## EXERCISE DESCRIPTION
Write out the material exactly, leaving every picture behind.

(Saved entries)
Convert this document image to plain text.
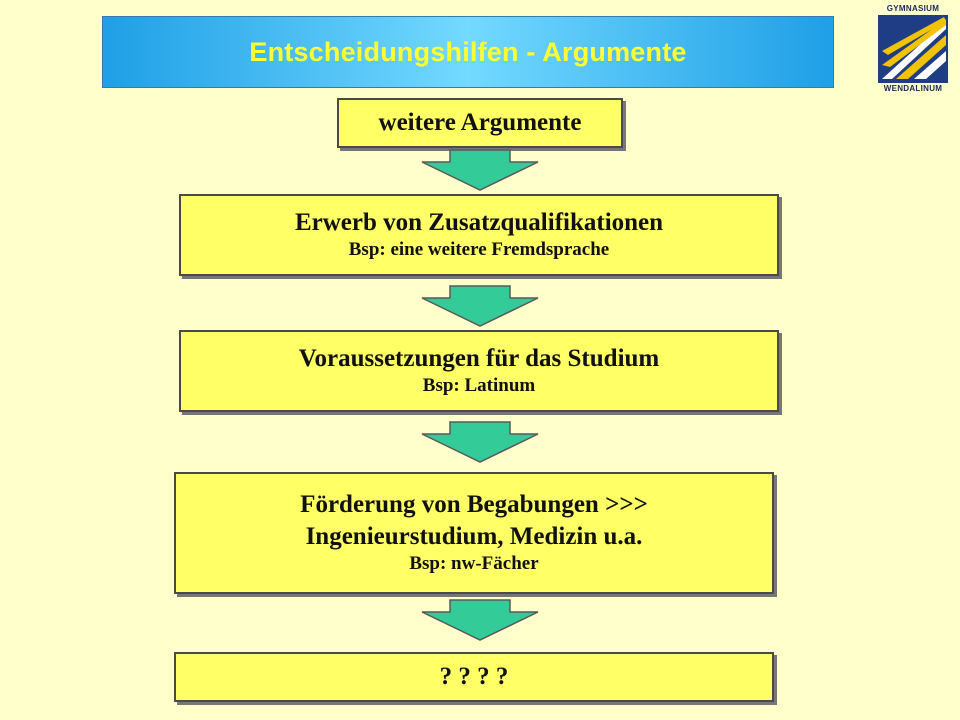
Entscheidungshilfen - Argumente
GYMNASIUM
WENDALINUM
weitere Argumente
Erwerb von Zusatzqualifikationen
Bsp: eine weitere Fremdsprache
Voraussetzungen für das Studium
Bsp: Latinum
Förderung von Begabungen >>>
Ingenieurstudium, Medizin u.a.
Bsp: nw-Fächer
? ? ? ?
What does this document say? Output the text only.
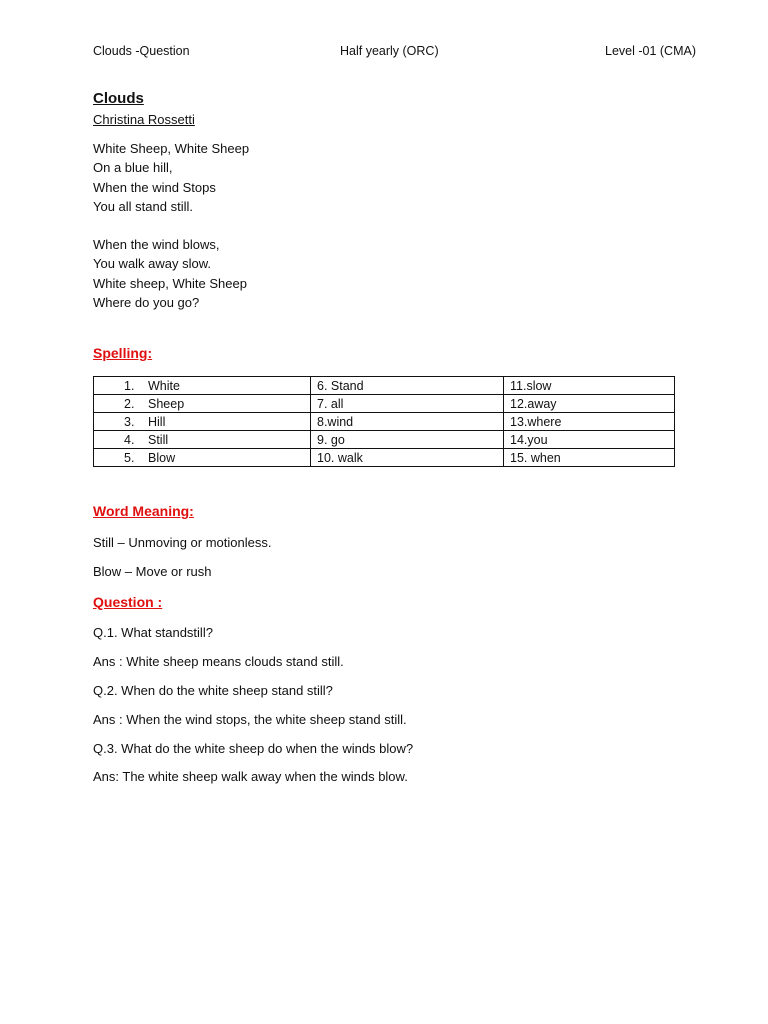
Clouds -Question	Half yearly (ORC)	Level -01 (CMA)
Clouds

Christina Rossetti

White Sheep, White Sheep
On a blue hill,
When the wind Stops
You all stand still.
When the wind blows,
You walk away slow.
White sheep, White Sheep
Where do you go?
Spelling:
1. White	6. Stand	11.slow
2. Sheep	7. all	12.away
3. Hill	8.wind	13.where
4. Still	9. go	14.you
5. Blow	10. walk	15. when
Word Meaning:

Still – Unmoving or motionless.

Blow – Move or rush

Question :

Q.1. What standstill?

Ans : White sheep means clouds stand still.

Q.2. When do the white sheep stand still?

Ans : When the wind stops, the white sheep stand still.

Q.3. What do the white sheep do when the winds blow?

Ans: The white sheep walk away when the winds blow.
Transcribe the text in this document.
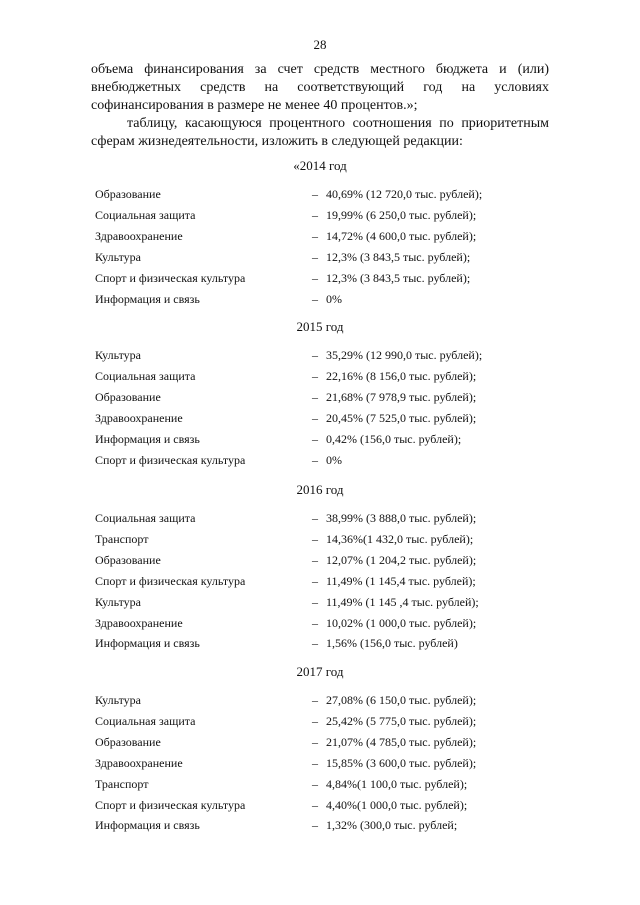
28

объема финансирования за счет средств местного бюджета и (или) внебюджетных средств на соответствующий год на условиях софинансирования в размере не менее 40 процентов.»;

таблицу, касающуюся процентного соотношения по приоритетным сферам жизнедеятельности, изложить в следующей редакции:

«2014 год
Образование	– 40,69% (12 720,0 тыс. рублей);
Социальная защита	– 19,99% (6 250,0 тыс. рублей);
Здравоохранение	– 14,72% (4 600,0 тыс. рублей);
Культура	– 12,3% (3 843,5 тыс. рублей);
Спорт и физическая культура	– 12,3% (3 843,5 тыс. рублей);
Информация и связь	– 0%
2015 год
Культура	– 35,29% (12 990,0 тыс. рублей);
Социальная защита	– 22,16% (8 156,0 тыс. рублей);
Образование	– 21,68% (7 978,9 тыс. рублей);
Здравоохранение	– 20,45% (7 525,0 тыс. рублей);
Информация и связь	– 0,42% (156,0 тыс. рублей);
Спорт и физическая культура	– 0%
2016 год
Социальная защита	– 38,99% (3 888,0 тыс. рублей);
Транспорт	– 14,36%(1 432,0 тыс. рублей);
Образование	– 12,07% (1 204,2 тыс. рублей);
Спорт и физическая культура	– 11,49% (1 145,4 тыс. рублей);
Культура	– 11,49% (1 145 ,4 тыс. рублей);
Здравоохранение	– 10,02% (1 000,0 тыс. рублей);
Информация и связь	– 1,56% (156,0 тыс. рублей)
2017 год
Культура	– 27,08% (6 150,0 тыс. рублей);
Социальная защита	– 25,42% (5 775,0 тыс. рублей);
Образование	– 21,07% (4 785,0 тыс. рублей);
Здравоохранение	– 15,85% (3 600,0 тыс. рублей);
Транспорт	– 4,84%(1 100,0 тыс. рублей);
Спорт и физическая культура	– 4,40%(1 000,0 тыс. рублей);
Информация и связь	– 1,32% (300,0 тыс. рублей;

## WRITTEN SOLUTION
Convert this document image to plain text.
Entscheidungshilfen - Argumente
GYMNASIUM
WENDALINUM
weitere Argumente
Erwerb von Zusatzqualifikationen
Bsp: eine weitere Fremdsprache
Voraussetzungen für das Studium
Bsp: Latinum
Förderung von Begabungen >>>
Ingenieurstudium, Medizin u.a.
Bsp: nw-Fächer
? ? ? ?
What does this document say? Output the text only.
Clouds -Question	Half yearly (ORC)	Level -01 (CMA)
Clouds

Christina Rossetti

White Sheep, White Sheep
On a blue hill,
When the wind Stops
You all stand still.
When the wind blows,
You walk away slow.
White sheep, White Sheep
Where do you go?
Spelling:
1. White	6. Stand	11.slow
2. Sheep	7. all	12.away
3. Hill	8.wind	13.where
4. Still	9. go	14.you
5. Blow	10. walk	15. when
Word Meaning:

Still – Unmoving or motionless.

Blow – Move or rush

Question :

Q.1. What standstill?

Ans : White sheep means clouds stand still.

Q.2. When do the white sheep stand still?

Ans : When the wind stops, the white sheep stand still.

Q.3. What do the white sheep do when the winds blow?

Ans: The white sheep walk away when the winds blow.
Transcribe the text in this document.
28

объема финансирования за счет средств местного бюджета и (или) внебюджетных средств на соответствующий год на условиях софинансирования в размере не менее 40 процентов.»;

таблицу, касающуюся процентного соотношения по приоритетным сферам жизнедеятельности, изложить в следующей редакции:

«2014 год
Образование	– 40,69% (12 720,0 тыс. рублей);
Социальная защита	– 19,99% (6 250,0 тыс. рублей);
Здравоохранение	– 14,72% (4 600,0 тыс. рублей);
Культура	– 12,3% (3 843,5 тыс. рублей);
Спорт и физическая культура	– 12,3% (3 843,5 тыс. рублей);
Информация и связь	– 0%
2015 год
Культура	– 35,29% (12 990,0 тыс. рублей);
Социальная защита	– 22,16% (8 156,0 тыс. рублей);
Образование	– 21,68% (7 978,9 тыс. рублей);
Здравоохранение	– 20,45% (7 525,0 тыс. рублей);
Информация и связь	– 0,42% (156,0 тыс. рублей);
Спорт и физическая культура	– 0%
2016 год
Социальная защита	– 38,99% (3 888,0 тыс. рублей);
Транспорт	– 14,36%(1 432,0 тыс. рублей);
Образование	– 12,07% (1 204,2 тыс. рублей);
Спорт и физическая культура	– 11,49% (1 145,4 тыс. рублей);
Культура	– 11,49% (1 145 ,4 тыс. рублей);
Здравоохранение	– 10,02% (1 000,0 тыс. рублей);
Информация и связь	– 1,56% (156,0 тыс. рублей)
2017 год
Культура	– 27,08% (6 150,0 тыс. рублей);
Социальная защита	– 25,42% (5 775,0 тыс. рублей);
Образование	– 21,07% (4 785,0 тыс. рублей);
Здравоохранение	– 15,85% (3 600,0 тыс. рублей);
Транспорт	– 4,84%(1 100,0 тыс. рублей);
Спорт и физическая культура	– 4,40%(1 000,0 тыс. рублей);
Информация и связь	– 1,32% (300,0 тыс. рублей;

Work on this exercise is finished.